## What is needed
Report every line below that holds the word "this".

## Data provided
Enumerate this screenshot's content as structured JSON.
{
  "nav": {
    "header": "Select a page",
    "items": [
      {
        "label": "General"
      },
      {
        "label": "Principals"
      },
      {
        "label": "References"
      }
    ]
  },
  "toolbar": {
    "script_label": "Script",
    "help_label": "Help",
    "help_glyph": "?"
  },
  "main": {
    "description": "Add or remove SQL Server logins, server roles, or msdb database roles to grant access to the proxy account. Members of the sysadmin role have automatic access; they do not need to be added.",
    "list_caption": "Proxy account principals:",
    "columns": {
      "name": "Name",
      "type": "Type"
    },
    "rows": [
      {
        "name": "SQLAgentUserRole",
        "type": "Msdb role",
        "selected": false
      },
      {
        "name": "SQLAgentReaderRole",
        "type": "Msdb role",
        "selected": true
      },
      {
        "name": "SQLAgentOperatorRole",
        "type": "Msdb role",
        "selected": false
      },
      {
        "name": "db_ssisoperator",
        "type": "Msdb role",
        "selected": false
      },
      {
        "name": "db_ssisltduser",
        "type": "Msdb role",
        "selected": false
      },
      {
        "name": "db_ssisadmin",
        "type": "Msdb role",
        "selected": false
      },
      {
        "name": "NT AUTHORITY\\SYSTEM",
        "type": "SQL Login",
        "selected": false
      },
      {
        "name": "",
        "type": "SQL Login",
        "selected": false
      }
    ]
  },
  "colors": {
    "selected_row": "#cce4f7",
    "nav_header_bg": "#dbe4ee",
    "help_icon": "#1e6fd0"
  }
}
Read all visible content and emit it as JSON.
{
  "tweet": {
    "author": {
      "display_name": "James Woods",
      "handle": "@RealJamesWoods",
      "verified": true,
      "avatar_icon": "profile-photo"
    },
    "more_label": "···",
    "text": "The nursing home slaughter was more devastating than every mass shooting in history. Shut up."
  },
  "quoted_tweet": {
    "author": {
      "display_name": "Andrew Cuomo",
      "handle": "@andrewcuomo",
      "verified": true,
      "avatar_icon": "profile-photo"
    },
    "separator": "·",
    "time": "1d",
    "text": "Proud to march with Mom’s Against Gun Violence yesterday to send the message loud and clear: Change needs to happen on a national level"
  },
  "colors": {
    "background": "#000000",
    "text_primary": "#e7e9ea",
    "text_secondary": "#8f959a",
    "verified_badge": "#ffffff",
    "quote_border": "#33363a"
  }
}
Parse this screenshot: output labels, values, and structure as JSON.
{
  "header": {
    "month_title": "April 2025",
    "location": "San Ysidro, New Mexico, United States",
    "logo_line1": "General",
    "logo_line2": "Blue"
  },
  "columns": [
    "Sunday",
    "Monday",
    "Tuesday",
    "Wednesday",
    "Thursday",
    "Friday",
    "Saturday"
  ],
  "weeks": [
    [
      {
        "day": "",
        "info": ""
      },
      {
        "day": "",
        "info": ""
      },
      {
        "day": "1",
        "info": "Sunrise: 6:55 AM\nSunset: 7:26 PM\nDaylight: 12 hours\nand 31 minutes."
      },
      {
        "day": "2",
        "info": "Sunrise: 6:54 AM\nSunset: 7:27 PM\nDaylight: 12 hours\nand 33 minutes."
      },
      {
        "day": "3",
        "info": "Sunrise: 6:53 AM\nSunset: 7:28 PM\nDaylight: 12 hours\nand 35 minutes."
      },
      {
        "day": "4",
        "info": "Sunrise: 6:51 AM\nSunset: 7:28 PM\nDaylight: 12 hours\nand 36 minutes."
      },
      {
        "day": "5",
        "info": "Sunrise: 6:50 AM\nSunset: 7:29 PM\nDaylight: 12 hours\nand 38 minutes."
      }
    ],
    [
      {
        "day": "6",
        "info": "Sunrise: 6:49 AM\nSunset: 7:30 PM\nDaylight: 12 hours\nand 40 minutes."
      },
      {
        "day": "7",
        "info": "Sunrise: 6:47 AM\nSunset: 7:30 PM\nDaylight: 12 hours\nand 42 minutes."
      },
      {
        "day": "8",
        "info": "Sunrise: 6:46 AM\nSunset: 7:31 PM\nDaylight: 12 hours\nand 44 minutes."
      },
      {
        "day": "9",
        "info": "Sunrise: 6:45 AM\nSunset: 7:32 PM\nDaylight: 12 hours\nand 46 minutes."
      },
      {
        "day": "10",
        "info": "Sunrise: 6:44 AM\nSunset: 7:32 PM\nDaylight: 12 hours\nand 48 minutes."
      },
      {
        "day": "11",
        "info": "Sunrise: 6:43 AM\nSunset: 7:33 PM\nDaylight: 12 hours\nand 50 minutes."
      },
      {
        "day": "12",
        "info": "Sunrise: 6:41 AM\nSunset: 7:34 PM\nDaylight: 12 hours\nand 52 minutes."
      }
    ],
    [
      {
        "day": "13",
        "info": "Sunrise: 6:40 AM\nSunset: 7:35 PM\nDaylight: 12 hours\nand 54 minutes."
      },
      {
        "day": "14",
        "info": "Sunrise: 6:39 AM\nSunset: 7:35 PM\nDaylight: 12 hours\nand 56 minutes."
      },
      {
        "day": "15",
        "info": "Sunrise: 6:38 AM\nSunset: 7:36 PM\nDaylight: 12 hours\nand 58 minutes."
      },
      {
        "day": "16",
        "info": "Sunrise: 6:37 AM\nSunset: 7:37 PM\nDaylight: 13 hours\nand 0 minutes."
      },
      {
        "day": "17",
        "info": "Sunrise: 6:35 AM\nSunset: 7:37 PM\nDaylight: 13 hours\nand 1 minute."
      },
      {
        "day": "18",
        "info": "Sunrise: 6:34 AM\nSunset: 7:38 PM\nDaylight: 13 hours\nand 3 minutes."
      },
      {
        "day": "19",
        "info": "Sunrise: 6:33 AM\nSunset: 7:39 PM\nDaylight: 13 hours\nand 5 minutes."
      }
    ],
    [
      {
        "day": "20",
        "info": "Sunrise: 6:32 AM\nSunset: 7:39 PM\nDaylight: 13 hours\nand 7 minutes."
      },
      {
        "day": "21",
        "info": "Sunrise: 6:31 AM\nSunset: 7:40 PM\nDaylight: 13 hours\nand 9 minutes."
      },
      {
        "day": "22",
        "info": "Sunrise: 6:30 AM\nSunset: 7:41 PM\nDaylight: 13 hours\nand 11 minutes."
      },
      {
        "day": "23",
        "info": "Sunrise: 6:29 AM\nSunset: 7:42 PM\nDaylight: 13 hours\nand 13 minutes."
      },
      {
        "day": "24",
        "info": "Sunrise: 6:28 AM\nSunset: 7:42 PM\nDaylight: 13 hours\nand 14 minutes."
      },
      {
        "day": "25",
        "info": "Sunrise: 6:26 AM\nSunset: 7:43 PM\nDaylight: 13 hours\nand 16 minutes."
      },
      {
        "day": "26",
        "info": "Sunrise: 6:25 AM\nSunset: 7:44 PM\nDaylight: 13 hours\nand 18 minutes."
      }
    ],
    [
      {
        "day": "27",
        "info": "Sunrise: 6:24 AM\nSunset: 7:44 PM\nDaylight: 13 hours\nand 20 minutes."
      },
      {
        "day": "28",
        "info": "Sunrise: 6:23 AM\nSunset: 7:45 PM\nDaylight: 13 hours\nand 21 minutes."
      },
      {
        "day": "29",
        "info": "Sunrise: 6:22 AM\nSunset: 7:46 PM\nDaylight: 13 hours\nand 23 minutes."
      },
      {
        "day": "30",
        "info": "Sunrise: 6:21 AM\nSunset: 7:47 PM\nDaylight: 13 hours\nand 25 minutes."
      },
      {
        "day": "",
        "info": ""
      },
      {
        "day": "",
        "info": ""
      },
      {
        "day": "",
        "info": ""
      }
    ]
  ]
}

## Task output
Enumerate this screenshot's content as structured JSON.
Parse this screenshot: output labels, values, and structure as JSON.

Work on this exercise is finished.